▶ [DATA LINES]:
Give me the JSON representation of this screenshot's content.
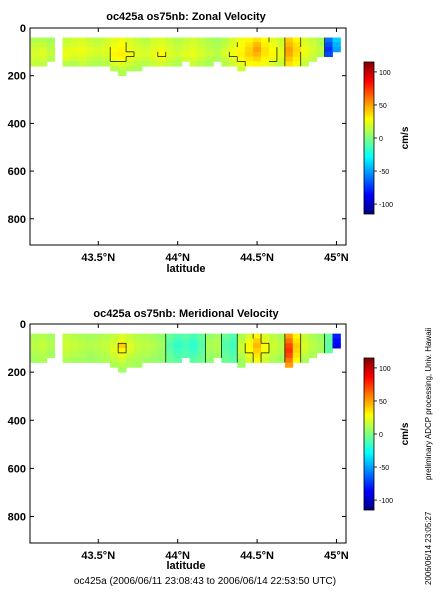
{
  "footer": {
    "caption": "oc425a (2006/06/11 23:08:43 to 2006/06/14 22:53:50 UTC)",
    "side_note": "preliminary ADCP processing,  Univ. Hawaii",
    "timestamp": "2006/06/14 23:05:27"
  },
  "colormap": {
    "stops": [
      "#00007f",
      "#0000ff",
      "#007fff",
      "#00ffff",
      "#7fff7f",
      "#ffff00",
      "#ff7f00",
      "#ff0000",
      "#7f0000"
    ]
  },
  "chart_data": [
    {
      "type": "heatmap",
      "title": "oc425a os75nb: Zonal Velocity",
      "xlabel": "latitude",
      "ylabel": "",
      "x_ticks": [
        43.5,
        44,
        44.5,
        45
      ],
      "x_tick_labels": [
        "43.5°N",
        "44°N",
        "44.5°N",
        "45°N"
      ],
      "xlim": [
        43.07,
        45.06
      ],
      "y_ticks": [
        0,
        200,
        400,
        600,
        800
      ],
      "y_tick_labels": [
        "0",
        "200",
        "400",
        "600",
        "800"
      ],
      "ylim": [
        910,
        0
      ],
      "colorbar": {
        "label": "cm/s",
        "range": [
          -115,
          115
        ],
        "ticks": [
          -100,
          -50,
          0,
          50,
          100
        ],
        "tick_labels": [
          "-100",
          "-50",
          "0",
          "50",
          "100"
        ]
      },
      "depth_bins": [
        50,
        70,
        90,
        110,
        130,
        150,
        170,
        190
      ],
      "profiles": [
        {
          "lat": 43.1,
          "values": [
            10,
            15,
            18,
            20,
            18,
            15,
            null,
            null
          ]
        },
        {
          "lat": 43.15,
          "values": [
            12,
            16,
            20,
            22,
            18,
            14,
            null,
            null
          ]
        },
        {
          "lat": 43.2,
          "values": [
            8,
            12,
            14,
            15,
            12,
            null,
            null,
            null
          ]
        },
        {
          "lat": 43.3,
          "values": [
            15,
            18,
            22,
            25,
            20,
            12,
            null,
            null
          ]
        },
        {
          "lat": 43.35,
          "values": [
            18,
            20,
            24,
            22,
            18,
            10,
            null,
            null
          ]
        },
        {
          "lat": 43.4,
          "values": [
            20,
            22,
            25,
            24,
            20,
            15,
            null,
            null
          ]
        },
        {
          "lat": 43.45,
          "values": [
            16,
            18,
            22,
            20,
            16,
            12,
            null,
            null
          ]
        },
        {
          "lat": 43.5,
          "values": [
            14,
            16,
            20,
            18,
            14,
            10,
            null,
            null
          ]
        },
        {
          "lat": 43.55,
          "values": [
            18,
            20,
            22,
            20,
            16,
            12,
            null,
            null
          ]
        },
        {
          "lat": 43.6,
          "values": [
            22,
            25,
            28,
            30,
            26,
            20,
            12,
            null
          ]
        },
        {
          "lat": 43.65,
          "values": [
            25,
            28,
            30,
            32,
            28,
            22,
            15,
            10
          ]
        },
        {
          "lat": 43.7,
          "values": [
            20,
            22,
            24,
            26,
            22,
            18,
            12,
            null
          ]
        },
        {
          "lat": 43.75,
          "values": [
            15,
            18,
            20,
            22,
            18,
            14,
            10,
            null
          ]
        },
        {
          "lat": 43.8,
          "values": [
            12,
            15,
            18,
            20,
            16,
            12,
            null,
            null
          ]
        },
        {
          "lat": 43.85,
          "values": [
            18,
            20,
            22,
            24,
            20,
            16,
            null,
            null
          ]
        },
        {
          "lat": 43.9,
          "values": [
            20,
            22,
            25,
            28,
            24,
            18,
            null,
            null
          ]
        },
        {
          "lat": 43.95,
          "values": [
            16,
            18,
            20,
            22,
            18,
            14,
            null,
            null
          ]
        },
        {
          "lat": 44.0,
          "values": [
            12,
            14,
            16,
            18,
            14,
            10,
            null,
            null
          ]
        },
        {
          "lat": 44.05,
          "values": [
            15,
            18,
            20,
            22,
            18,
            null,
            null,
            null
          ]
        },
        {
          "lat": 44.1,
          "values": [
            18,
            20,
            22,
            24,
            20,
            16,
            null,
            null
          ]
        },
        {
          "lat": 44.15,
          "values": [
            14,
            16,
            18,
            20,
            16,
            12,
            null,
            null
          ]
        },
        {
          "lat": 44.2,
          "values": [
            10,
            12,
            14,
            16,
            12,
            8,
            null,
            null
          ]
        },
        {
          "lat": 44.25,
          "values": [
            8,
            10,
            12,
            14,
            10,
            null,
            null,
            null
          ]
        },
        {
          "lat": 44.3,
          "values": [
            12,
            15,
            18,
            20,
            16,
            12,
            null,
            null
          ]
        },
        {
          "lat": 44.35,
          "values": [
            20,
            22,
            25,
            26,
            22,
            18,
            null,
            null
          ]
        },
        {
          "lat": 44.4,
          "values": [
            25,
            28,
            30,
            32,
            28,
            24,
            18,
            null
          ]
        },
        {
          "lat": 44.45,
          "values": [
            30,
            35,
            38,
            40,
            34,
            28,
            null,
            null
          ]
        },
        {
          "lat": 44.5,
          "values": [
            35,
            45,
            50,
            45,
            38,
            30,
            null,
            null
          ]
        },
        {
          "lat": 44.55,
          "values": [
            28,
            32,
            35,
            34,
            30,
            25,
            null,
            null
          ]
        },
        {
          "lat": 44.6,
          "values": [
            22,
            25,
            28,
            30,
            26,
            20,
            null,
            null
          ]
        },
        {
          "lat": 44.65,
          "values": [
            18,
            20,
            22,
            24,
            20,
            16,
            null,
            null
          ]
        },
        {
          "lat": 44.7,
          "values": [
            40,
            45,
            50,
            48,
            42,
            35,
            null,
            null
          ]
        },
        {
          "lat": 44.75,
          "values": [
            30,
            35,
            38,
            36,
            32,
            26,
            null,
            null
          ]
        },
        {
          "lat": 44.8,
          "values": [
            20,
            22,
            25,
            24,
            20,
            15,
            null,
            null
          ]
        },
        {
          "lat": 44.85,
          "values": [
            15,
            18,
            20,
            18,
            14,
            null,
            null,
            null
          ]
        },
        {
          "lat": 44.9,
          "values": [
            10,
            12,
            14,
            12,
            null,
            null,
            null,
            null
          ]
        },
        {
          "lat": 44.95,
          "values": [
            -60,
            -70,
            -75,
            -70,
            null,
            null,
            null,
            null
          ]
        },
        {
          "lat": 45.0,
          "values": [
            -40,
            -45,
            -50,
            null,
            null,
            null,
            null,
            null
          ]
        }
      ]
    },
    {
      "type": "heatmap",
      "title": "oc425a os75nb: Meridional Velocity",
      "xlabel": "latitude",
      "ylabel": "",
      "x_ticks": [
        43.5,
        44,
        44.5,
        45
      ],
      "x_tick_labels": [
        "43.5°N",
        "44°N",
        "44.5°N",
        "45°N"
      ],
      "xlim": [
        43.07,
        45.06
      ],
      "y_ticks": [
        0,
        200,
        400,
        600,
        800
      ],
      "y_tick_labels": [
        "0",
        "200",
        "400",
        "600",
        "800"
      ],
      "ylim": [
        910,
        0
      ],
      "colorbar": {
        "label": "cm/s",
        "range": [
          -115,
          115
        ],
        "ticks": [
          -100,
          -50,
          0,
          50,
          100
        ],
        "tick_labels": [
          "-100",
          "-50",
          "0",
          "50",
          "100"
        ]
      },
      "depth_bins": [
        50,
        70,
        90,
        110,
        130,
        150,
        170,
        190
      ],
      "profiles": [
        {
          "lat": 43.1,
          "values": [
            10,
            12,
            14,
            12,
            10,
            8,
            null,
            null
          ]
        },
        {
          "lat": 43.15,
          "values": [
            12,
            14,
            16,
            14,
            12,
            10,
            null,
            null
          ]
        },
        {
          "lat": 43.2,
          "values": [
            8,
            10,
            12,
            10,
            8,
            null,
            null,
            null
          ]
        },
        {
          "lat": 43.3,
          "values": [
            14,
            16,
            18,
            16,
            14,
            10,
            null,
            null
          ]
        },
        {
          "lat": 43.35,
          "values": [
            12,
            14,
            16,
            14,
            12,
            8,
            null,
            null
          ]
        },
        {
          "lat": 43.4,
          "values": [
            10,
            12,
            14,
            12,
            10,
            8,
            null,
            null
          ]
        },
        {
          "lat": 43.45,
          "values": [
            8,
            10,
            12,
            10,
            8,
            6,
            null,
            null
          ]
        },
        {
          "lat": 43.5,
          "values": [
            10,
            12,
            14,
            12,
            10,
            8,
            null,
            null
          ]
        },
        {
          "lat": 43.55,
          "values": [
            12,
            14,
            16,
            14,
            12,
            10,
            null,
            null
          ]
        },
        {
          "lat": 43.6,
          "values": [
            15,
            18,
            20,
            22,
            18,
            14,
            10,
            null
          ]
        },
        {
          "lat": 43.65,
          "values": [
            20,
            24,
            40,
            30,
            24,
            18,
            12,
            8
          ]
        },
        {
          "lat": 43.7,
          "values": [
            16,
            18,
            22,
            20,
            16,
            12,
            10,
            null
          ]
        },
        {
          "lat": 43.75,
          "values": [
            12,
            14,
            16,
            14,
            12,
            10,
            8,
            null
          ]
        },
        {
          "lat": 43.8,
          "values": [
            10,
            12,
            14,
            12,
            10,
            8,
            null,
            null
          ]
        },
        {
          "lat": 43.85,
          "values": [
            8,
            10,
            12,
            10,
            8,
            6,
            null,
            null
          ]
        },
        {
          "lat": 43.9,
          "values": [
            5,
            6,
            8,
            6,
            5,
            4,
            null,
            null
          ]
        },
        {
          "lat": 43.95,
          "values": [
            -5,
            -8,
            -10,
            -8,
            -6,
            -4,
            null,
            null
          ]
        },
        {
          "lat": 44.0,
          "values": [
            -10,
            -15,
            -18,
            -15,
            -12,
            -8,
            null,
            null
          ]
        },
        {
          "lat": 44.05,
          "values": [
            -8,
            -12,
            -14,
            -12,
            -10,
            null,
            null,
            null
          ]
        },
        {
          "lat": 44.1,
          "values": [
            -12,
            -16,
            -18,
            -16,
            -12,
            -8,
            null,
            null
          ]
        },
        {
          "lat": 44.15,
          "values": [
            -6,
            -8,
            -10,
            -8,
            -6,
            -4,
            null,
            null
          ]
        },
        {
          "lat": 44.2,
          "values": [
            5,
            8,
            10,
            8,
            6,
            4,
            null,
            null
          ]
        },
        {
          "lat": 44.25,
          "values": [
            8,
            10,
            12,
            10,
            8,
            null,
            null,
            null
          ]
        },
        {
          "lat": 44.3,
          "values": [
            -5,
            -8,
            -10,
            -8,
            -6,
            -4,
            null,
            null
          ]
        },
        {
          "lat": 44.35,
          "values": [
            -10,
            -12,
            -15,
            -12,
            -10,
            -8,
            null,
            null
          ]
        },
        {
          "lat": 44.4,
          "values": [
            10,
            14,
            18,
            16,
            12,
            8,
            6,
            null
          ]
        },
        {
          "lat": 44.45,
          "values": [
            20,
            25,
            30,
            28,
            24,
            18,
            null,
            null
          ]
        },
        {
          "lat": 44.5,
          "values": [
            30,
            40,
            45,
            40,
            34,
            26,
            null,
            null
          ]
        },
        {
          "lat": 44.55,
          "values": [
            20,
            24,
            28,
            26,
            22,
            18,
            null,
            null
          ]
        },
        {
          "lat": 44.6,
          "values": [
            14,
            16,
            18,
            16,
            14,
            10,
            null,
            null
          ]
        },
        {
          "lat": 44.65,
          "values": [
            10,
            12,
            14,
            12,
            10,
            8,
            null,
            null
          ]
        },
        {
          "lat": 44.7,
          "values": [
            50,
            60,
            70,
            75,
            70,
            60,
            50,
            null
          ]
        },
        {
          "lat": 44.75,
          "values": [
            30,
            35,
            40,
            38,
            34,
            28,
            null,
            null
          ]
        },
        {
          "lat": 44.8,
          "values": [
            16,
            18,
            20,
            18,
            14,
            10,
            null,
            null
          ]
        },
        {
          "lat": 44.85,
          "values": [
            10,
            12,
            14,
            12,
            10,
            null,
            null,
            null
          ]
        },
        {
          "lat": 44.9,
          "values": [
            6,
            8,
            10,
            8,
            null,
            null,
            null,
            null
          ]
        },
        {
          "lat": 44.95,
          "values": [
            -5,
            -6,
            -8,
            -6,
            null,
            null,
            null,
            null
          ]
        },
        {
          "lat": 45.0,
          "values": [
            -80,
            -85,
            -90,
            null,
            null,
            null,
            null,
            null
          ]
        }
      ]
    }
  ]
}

▶ [REQUIRED WORK]: Check each line above for "Velocity" and return the ones that have it.

▶ [SOLVED EXERCISE]:
      "title": "oc425a os75nb: Zonal Velocity",
      "title": "oc425a os75nb: Meridional Velocity",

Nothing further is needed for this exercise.